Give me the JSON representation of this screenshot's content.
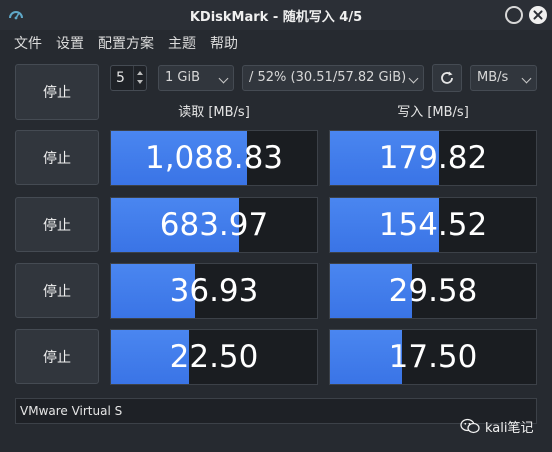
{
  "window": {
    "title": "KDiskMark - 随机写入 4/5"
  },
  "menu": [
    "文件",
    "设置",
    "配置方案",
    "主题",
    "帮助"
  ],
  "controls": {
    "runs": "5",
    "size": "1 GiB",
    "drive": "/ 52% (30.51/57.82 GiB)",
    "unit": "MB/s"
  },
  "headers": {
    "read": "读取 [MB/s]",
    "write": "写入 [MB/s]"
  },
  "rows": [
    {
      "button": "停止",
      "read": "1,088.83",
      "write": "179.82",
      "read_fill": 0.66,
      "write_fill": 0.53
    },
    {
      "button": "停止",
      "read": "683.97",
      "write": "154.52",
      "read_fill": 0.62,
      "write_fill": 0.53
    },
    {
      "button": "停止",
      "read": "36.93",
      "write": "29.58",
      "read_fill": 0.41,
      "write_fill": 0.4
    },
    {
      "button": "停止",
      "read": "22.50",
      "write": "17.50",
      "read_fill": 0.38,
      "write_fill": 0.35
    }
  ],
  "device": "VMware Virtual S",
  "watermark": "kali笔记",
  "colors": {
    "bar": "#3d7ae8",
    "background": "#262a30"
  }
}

---*---

Exclude all images and restate the records above word for word.

Give me the JSON representation of this screenshot's content.
{
  "window": {
    "title": "KDiskMark - 随机写入 4/5"
  },
  "menu": [
    "文件",
    "设置",
    "配置方案",
    "主题",
    "帮助"
  ],
  "controls": {
    "runs": "5",
    "size": "1 GiB",
    "drive": "/ 52% (30.51/57.82 GiB)",
    "unit": "MB/s"
  },
  "headers": {
    "read": "读取 [MB/s]",
    "write": "写入 [MB/s]"
  },
  "rows": [
    {
      "button": "停止",
      "read": "1,088.83",
      "write": "179.82",
      "read_fill": 0.66,
      "write_fill": 0.53
    },
    {
      "button": "停止",
      "read": "683.97",
      "write": "154.52",
      "read_fill": 0.62,
      "write_fill": 0.53
    },
    {
      "button": "停止",
      "read": "36.93",
      "write": "29.58",
      "read_fill": 0.41,
      "write_fill": 0.4
    },
    {
      "button": "停止",
      "read": "22.50",
      "write": "17.50",
      "read_fill": 0.38,
      "write_fill": 0.35
    }
  ],
  "device": "VMware Virtual S",
  "watermark": "kali笔记",
  "colors": {
    "bar": "#3d7ae8",
    "background": "#262a30"
  }
}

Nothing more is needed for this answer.